GIVEN ENTRIES -
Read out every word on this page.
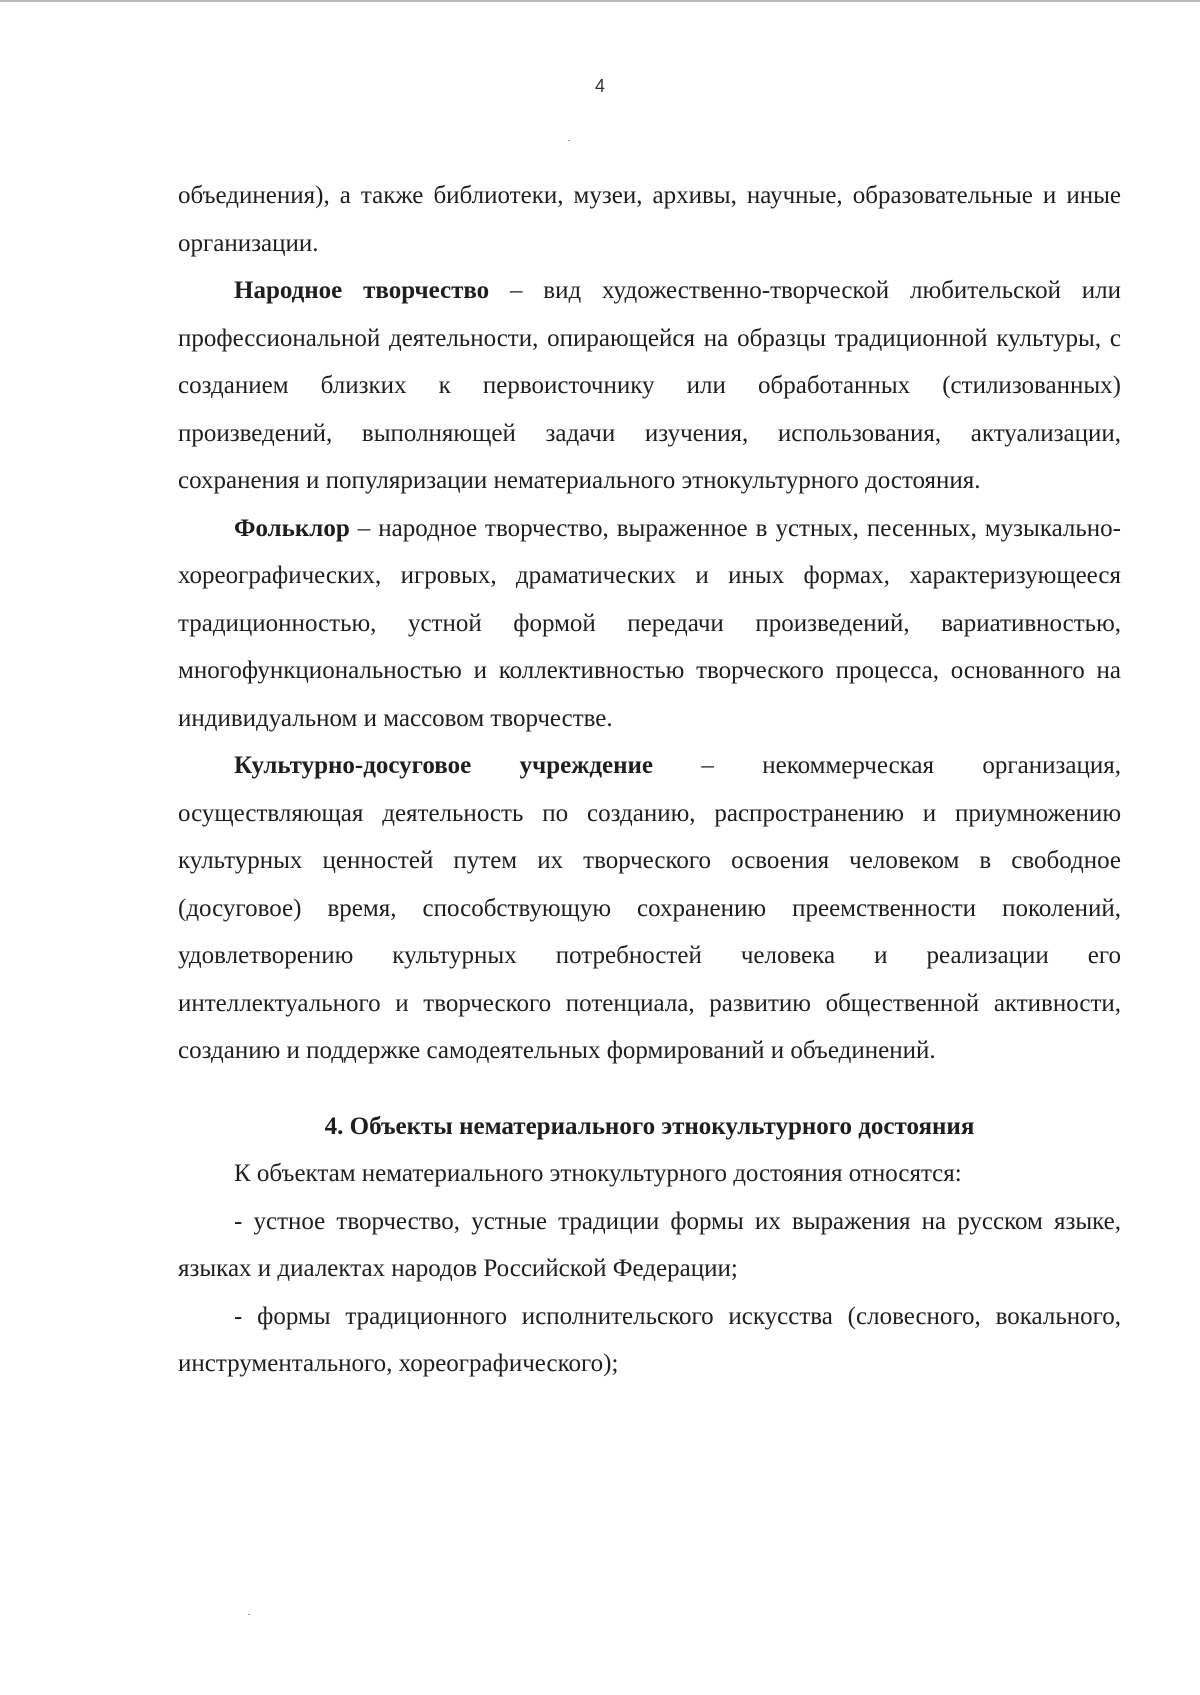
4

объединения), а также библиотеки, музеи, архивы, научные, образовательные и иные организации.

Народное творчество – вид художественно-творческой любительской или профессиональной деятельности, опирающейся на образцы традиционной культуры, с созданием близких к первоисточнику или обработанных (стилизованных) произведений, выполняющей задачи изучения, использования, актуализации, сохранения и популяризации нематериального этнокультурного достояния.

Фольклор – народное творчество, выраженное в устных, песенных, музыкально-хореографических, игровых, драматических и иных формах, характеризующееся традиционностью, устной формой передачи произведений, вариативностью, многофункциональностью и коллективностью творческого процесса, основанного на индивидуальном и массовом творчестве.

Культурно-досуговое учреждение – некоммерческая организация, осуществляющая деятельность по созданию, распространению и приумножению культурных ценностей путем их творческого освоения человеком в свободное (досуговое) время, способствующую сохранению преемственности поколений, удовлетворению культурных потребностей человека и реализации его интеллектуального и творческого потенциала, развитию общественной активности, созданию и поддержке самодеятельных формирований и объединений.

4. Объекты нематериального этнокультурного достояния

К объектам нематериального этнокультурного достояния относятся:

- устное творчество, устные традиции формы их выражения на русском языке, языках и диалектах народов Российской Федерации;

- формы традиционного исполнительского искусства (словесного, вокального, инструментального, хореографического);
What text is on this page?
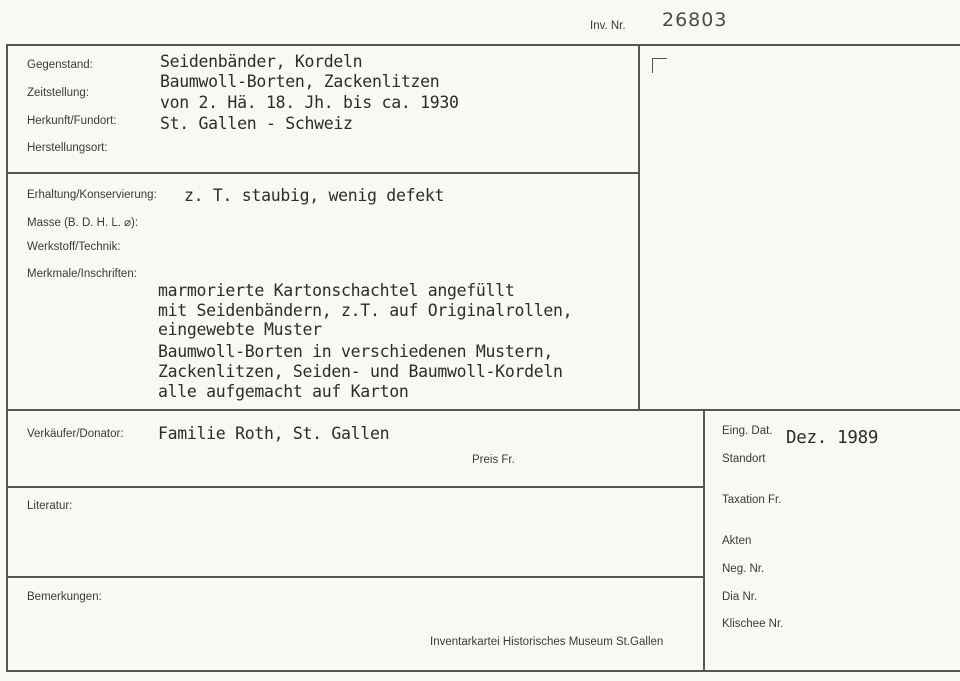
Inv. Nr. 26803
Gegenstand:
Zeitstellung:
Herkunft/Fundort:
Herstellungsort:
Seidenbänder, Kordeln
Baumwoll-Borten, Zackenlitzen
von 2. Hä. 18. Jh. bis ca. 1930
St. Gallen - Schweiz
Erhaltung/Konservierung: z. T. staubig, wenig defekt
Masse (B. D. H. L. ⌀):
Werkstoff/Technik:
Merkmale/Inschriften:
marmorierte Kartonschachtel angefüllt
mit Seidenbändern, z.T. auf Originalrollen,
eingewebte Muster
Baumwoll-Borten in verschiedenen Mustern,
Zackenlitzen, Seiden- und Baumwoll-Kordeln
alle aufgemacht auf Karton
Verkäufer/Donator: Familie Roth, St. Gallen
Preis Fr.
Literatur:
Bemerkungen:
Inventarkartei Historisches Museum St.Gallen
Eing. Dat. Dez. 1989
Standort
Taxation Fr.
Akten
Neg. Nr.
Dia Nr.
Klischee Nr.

EXERCISE INSTRUCTIONS -
Within the entries above, how many lines contain "творчество"? Respond with the number only.

FINAL RESULT -
3